→ **Goal**:
Restate the entries word for word, omitting nothing.

→ **Recorded data**:
^^^^^^^^

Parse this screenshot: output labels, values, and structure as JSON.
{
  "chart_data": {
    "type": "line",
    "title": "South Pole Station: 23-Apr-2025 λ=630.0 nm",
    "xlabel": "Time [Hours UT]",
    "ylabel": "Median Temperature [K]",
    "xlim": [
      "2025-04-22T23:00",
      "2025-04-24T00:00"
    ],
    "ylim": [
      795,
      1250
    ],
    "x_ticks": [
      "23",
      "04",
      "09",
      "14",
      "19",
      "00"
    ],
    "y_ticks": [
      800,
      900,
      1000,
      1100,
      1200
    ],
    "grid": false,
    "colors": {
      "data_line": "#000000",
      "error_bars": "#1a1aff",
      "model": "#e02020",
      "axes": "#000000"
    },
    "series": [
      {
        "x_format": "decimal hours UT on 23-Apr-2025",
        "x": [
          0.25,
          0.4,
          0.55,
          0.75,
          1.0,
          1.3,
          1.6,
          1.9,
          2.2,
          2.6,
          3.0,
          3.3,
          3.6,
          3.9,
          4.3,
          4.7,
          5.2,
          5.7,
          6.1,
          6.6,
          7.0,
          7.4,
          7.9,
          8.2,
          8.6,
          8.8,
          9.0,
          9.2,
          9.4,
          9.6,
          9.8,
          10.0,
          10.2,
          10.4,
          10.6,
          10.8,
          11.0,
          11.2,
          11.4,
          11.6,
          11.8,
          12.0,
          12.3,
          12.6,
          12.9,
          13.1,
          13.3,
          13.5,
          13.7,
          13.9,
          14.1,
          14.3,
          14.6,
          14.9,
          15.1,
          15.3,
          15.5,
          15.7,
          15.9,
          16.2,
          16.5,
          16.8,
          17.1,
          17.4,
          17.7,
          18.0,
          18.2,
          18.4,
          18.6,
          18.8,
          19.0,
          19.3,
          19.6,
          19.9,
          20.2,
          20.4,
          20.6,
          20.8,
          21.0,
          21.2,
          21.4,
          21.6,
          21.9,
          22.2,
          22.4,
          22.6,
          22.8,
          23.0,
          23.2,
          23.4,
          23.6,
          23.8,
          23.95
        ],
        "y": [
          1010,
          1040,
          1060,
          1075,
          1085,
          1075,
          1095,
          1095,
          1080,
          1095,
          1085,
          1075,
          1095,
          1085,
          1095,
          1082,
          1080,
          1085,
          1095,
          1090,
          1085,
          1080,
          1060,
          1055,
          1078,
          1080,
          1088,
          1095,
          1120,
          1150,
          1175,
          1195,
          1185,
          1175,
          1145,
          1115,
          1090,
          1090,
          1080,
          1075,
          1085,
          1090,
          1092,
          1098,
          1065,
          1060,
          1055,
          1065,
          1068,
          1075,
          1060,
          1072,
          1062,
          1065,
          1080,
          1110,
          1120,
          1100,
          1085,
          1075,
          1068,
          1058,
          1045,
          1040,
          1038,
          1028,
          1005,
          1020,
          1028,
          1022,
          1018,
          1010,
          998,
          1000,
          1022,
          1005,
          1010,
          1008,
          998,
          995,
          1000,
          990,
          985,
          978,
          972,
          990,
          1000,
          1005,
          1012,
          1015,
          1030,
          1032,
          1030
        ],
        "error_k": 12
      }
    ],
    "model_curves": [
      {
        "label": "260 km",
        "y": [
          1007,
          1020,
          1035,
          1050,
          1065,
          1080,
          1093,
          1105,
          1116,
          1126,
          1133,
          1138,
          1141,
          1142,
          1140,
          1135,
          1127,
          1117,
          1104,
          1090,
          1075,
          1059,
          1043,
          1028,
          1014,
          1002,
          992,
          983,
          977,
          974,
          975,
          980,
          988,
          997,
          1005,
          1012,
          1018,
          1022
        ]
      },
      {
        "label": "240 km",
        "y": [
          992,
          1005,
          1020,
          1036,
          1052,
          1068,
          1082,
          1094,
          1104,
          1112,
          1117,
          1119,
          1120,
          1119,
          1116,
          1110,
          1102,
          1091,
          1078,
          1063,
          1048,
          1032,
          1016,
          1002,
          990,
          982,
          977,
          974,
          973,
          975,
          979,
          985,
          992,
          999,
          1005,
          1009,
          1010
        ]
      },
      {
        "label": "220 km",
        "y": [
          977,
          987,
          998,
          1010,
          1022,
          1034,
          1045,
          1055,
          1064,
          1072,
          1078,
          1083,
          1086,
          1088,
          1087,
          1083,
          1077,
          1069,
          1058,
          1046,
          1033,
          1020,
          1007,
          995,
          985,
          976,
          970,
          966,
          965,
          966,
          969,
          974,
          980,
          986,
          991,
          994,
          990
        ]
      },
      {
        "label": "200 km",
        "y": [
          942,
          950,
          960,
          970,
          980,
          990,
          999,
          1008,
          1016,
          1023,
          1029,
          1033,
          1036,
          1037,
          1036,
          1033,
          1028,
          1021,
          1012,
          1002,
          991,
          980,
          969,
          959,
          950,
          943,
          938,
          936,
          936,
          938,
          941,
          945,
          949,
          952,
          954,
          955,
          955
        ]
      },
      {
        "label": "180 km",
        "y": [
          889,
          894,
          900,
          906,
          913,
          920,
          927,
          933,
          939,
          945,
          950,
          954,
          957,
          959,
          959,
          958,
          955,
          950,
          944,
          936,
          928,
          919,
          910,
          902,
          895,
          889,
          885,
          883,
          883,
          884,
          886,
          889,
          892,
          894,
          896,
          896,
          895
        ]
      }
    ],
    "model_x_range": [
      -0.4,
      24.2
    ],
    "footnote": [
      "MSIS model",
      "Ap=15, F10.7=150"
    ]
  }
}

^^^^^^^^

→ **Response to the task**:
Parse this screenshot: output labels, values, and structure as JSON.
{
  "chart_data": {
    "type": "line",
    "title": "South Pole Station: 23-Apr-2025 λ=630.0 nm",
    "xlabel": "Time [Hours UT]",
    "ylabel": "Median Temperature [K]",
    "xlim": [
      "2025-04-22T23:00",
      "2025-04-24T00:00"
    ],
    "ylim": [
      795,
      1250
    ],
    "x_ticks": [
      "23",
      "04",
      "09",
      "14",
      "19",
      "00"
    ],
    "y_ticks": [
      800,
      900,
      1000,
      1100,
      1200
    ],
    "grid": false,
    "colors": {
      "data_line": "#000000",
      "error_bars": "#1a1aff",
      "model": "#e02020",
      "axes": "#000000"
    },
    "series": [
      {
        "x_format": "decimal hours UT on 23-Apr-2025",
        "x": [
          0.25,
          0.4,
          0.55,
          0.75,
          1.0,
          1.3,
          1.6,
          1.9,
          2.2,
          2.6,
          3.0,
          3.3,
          3.6,
          3.9,
          4.3,
          4.7,
          5.2,
          5.7,
          6.1,
          6.6,
          7.0,
          7.4,
          7.9,
          8.2,
          8.6,
          8.8,
          9.0,
          9.2,
          9.4,
          9.6,
          9.8,
          10.0,
          10.2,
          10.4,
          10.6,
          10.8,
          11.0,
          11.2,
          11.4,
          11.6,
          11.8,
          12.0,
          12.3,
          12.6,
          12.9,
          13.1,
          13.3,
          13.5,
          13.7,
          13.9,
          14.1,
          14.3,
          14.6,
          14.9,
          15.1,
          15.3,
          15.5,
          15.7,
          15.9,
          16.2,
          16.5,
          16.8,
          17.1,
          17.4,
          17.7,
          18.0,
          18.2,
          18.4,
          18.6,
          18.8,
          19.0,
          19.3,
          19.6,
          19.9,
          20.2,
          20.4,
          20.6,
          20.8,
          21.0,
          21.2,
          21.4,
          21.6,
          21.9,
          22.2,
          22.4,
          22.6,
          22.8,
          23.0,
          23.2,
          23.4,
          23.6,
          23.8,
          23.95
        ],
        "y": [
          1010,
          1040,
          1060,
          1075,
          1085,
          1075,
          1095,
          1095,
          1080,
          1095,
          1085,
          1075,
          1095,
          1085,
          1095,
          1082,
          1080,
          1085,
          1095,
          1090,
          1085,
          1080,
          1060,
          1055,
          1078,
          1080,
          1088,
          1095,
          1120,
          1150,
          1175,
          1195,
          1185,
          1175,
          1145,
          1115,
          1090,
          1090,
          1080,
          1075,
          1085,
          1090,
          1092,
          1098,
          1065,
          1060,
          1055,
          1065,
          1068,
          1075,
          1060,
          1072,
          1062,
          1065,
          1080,
          1110,
          1120,
          1100,
          1085,
          1075,
          1068,
          1058,
          1045,
          1040,
          1038,
          1028,
          1005,
          1020,
          1028,
          1022,
          1018,
          1010,
          998,
          1000,
          1022,
          1005,
          1010,
          1008,
          998,
          995,
          1000,
          990,
          985,
          978,
          972,
          990,
          1000,
          1005,
          1012,
          1015,
          1030,
          1032,
          1030
        ],
        "error_k": 12
      }
    ],
    "model_curves": [
      {
        "label": "260 km",
        "y": [
          1007,
          1020,
          1035,
          1050,
          1065,
          1080,
          1093,
          1105,
          1116,
          1126,
          1133,
          1138,
          1141,
          1142,
          1140,
          1135,
          1127,
          1117,
          1104,
          1090,
          1075,
          1059,
          1043,
          1028,
          1014,
          1002,
          992,
          983,
          977,
          974,
          975,
          980,
          988,
          997,
          1005,
          1012,
          1018,
          1022
        ]
      },
      {
        "label": "240 km",
        "y": [
          992,
          1005,
          1020,
          1036,
          1052,
          1068,
          1082,
          1094,
          1104,
          1112,
          1117,
          1119,
          1120,
          1119,
          1116,
          1110,
          1102,
          1091,
          1078,
          1063,
          1048,
          1032,
          1016,
          1002,
          990,
          982,
          977,
          974,
          973,
          975,
          979,
          985,
          992,
          999,
          1005,
          1009,
          1010
        ]
      },
      {
        "label": "220 km",
        "y": [
          977,
          987,
          998,
          1010,
          1022,
          1034,
          1045,
          1055,
          1064,
          1072,
          1078,
          1083,
          1086,
          1088,
          1087,
          1083,
          1077,
          1069,
          1058,
          1046,
          1033,
          1020,
          1007,
          995,
          985,
          976,
          970,
          966,
          965,
          966,
          969,
          974,
          980,
          986,
          991,
          994,
          990
        ]
      },
      {
        "label": "200 km",
        "y": [
          942,
          950,
          960,
          970,
          980,
          990,
          999,
          1008,
          1016,
          1023,
          1029,
          1033,
          1036,
          1037,
          1036,
          1033,
          1028,
          1021,
          1012,
          1002,
          991,
          980,
          969,
          959,
          950,
          943,
          938,
          936,
          936,
          938,
          941,
          945,
          949,
          952,
          954,
          955,
          955
        ]
      },
      {
        "label": "180 km",
        "y": [
          889,
          894,
          900,
          906,
          913,
          920,
          927,
          933,
          939,
          945,
          950,
          954,
          957,
          959,
          959,
          958,
          955,
          950,
          944,
          936,
          928,
          919,
          910,
          902,
          895,
          889,
          885,
          883,
          883,
          884,
          886,
          889,
          892,
          894,
          896,
          896,
          895
        ]
      }
    ],
    "model_x_range": [
      -0.4,
      24.2
    ],
    "footnote": [
      "MSIS model",
      "Ap=15, F10.7=150"
    ]
  }
}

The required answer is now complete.